◆ What you are asked to do
Find each line containing the string "Baumrost". Copy it.

◆ Stored records

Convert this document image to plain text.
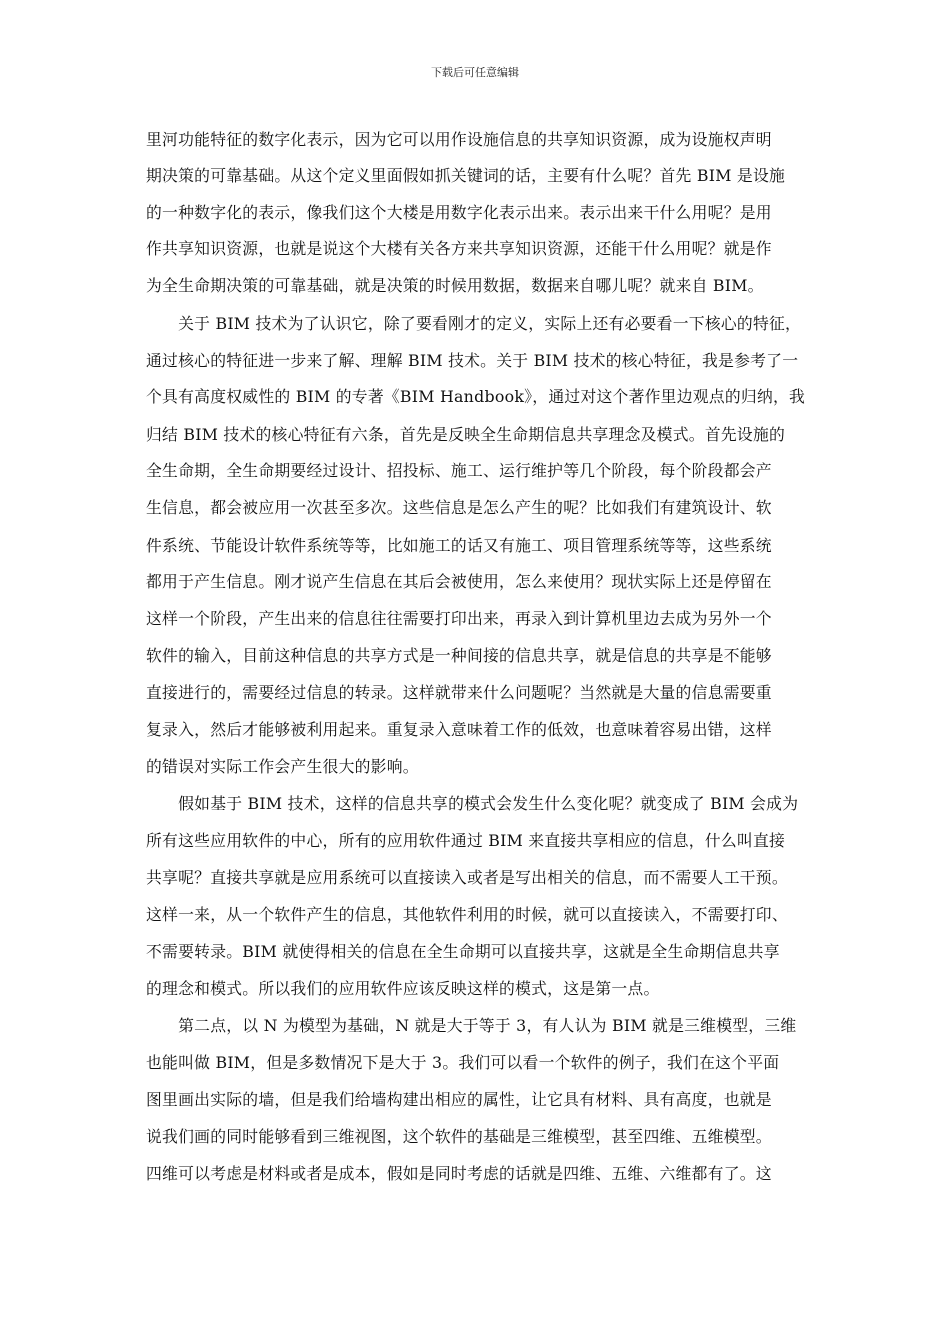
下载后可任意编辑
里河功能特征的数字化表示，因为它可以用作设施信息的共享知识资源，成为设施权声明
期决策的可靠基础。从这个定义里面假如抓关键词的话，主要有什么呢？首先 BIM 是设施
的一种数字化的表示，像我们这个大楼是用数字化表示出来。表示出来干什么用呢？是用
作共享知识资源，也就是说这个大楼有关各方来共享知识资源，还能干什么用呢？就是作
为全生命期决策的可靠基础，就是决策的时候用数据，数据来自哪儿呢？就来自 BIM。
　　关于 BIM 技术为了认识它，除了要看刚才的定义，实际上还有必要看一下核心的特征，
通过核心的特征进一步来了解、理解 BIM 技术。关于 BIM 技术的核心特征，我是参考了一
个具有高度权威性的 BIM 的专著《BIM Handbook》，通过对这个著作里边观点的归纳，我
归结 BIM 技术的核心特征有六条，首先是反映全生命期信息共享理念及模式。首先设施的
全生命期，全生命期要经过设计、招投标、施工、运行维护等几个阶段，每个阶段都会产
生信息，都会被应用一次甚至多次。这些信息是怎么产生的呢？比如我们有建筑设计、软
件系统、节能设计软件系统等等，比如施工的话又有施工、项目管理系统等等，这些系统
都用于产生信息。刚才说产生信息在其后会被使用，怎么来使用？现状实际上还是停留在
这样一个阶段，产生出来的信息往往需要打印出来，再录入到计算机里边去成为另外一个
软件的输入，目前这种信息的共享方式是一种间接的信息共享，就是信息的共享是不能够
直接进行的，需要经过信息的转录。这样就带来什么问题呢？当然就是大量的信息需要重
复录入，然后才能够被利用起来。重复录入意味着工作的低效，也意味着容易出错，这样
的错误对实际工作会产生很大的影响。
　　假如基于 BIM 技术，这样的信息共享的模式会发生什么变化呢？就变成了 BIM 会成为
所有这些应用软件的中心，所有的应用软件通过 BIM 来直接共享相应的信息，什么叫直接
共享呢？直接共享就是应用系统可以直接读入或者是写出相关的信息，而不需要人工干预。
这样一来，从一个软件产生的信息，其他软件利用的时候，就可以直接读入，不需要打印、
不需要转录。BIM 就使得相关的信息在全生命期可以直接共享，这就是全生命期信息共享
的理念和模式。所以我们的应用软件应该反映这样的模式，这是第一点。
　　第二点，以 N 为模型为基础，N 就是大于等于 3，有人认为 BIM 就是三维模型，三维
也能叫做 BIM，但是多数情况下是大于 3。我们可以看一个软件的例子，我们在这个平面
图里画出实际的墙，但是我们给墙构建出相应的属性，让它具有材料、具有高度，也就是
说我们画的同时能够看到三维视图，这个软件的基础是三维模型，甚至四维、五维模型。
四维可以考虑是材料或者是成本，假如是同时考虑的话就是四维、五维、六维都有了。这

* * *

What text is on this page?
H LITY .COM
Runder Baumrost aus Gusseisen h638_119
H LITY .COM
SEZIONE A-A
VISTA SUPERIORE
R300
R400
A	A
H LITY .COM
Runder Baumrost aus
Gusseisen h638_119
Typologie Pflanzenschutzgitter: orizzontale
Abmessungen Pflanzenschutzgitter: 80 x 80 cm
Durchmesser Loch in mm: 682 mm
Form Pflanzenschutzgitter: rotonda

◆ Result of the task
Runder Baumrost aus Gusseisen h638_119
Runder Baumrost aus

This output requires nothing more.